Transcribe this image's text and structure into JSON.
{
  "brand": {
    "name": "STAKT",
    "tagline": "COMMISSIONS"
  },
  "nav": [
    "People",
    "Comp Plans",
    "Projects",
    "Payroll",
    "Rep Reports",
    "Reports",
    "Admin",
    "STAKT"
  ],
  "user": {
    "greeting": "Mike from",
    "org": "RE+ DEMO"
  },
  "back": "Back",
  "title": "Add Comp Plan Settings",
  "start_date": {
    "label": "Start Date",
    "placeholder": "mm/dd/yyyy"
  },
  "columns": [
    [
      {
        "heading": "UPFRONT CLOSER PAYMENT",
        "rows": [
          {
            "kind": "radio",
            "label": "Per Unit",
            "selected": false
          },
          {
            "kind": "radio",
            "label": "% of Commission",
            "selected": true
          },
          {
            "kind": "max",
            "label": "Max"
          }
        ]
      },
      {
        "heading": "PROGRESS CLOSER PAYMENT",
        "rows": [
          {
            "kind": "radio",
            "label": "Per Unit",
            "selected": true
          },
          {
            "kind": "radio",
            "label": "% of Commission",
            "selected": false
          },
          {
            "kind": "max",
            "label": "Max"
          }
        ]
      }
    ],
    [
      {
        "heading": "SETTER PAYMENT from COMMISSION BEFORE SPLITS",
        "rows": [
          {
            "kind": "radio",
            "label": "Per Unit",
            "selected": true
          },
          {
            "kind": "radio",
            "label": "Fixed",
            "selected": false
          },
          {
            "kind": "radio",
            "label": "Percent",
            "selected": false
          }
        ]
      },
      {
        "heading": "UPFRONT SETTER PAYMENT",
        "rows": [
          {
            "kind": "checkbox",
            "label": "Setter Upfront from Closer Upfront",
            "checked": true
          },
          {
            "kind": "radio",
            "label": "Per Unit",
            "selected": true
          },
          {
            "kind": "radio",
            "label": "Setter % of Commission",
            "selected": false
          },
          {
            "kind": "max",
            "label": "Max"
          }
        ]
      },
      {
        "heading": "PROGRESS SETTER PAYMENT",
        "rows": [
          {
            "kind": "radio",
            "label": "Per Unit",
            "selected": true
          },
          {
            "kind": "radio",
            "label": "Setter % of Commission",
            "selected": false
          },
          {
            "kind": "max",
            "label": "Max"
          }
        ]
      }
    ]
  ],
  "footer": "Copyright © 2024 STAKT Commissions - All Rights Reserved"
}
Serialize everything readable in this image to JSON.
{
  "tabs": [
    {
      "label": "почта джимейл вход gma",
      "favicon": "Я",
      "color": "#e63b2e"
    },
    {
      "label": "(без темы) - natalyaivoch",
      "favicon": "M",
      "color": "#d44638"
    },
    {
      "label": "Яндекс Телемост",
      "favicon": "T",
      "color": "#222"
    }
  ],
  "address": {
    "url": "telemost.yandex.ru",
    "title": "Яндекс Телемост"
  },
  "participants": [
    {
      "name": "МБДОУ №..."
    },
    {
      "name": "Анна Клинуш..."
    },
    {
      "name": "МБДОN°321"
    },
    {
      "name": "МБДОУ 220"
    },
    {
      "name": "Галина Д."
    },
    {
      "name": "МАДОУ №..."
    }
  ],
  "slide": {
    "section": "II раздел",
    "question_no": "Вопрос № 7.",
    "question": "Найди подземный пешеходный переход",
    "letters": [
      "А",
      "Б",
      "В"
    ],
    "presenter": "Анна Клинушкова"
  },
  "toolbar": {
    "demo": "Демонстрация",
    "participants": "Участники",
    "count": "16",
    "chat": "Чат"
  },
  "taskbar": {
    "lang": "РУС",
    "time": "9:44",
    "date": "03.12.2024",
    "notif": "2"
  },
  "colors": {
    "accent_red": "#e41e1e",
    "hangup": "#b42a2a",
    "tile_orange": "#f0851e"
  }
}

■ **Given problem**:
Extract all of the data shown above and repeat it verbatim.

■ **Response to the exercise**:
Transcribe this image's text and structure into JSON.
{
  "brand": {
    "name": "STAKT",
    "tagline": "COMMISSIONS"
  },
  "nav": [
    "People",
    "Comp Plans",
    "Projects",
    "Payroll",
    "Rep Reports",
    "Reports",
    "Admin",
    "STAKT"
  ],
  "user": {
    "greeting": "Mike from",
    "org": "RE+ DEMO"
  },
  "back": "Back",
  "title": "Add Comp Plan Settings",
  "start_date": {
    "label": "Start Date",
    "placeholder": "mm/dd/yyyy"
  },
  "columns": [
    [
      {
        "heading": "UPFRONT CLOSER PAYMENT",
        "rows": [
          {
            "kind": "radio",
            "label": "Per Unit",
            "selected": false
          },
          {
            "kind": "radio",
            "label": "% of Commission",
            "selected": true
          },
          {
            "kind": "max",
            "label": "Max"
          }
        ]
      },
      {
        "heading": "PROGRESS CLOSER PAYMENT",
        "rows": [
          {
            "kind": "radio",
            "label": "Per Unit",
            "selected": true
          },
          {
            "kind": "radio",
            "label": "% of Commission",
            "selected": false
          },
          {
            "kind": "max",
            "label": "Max"
          }
        ]
      }
    ],
    [
      {
        "heading": "SETTER PAYMENT from COMMISSION BEFORE SPLITS",
        "rows": [
          {
            "kind": "radio",
            "label": "Per Unit",
            "selected": true
          },
          {
            "kind": "radio",
            "label": "Fixed",
            "selected": false
          },
          {
            "kind": "radio",
            "label": "Percent",
            "selected": false
          }
        ]
      },
      {
        "heading": "UPFRONT SETTER PAYMENT",
        "rows": [
          {
            "kind": "checkbox",
            "label": "Setter Upfront from Closer Upfront",
            "checked": true
          },
          {
            "kind": "radio",
            "label": "Per Unit",
            "selected": true
          },
          {
            "kind": "radio",
            "label": "Setter % of Commission",
            "selected": false
          },
          {
            "kind": "max",
            "label": "Max"
          }
        ]
      },
      {
        "heading": "PROGRESS SETTER PAYMENT",
        "rows": [
          {
            "kind": "radio",
            "label": "Per Unit",
            "selected": true
          },
          {
            "kind": "radio",
            "label": "Setter % of Commission",
            "selected": false
          },
          {
            "kind": "max",
            "label": "Max"
          }
        ]
      }
    ]
  ],
  "footer": "Copyright © 2024 STAKT Commissions - All Rights Reserved"
}
Serialize everything readable in this image to JSON.
{
  "tabs": [
    {
      "label": "почта джимейл вход gma",
      "favicon": "Я",
      "color": "#e63b2e"
    },
    {
      "label": "(без темы) - natalyaivoch",
      "favicon": "M",
      "color": "#d44638"
    },
    {
      "label": "Яндекс Телемост",
      "favicon": "T",
      "color": "#222"
    }
  ],
  "address": {
    "url": "telemost.yandex.ru",
    "title": "Яндекс Телемост"
  },
  "participants": [
    {
      "name": "МБДОУ №..."
    },
    {
      "name": "Анна Клинуш..."
    },
    {
      "name": "МБДОN°321"
    },
    {
      "name": "МБДОУ 220"
    },
    {
      "name": "Галина Д."
    },
    {
      "name": "МАДОУ №..."
    }
  ],
  "slide": {
    "section": "II раздел",
    "question_no": "Вопрос № 7.",
    "question": "Найди подземный пешеходный переход",
    "letters": [
      "А",
      "Б",
      "В"
    ],
    "presenter": "Анна Клинушкова"
  },
  "toolbar": {
    "demo": "Демонстрация",
    "participants": "Участники",
    "count": "16",
    "chat": "Чат"
  },
  "taskbar": {
    "lang": "РУС",
    "time": "9:44",
    "date": "03.12.2024",
    "notif": "2"
  },
  "colors": {
    "accent_red": "#e41e1e",
    "hangup": "#b42a2a",
    "tile_orange": "#f0851e"
  }
}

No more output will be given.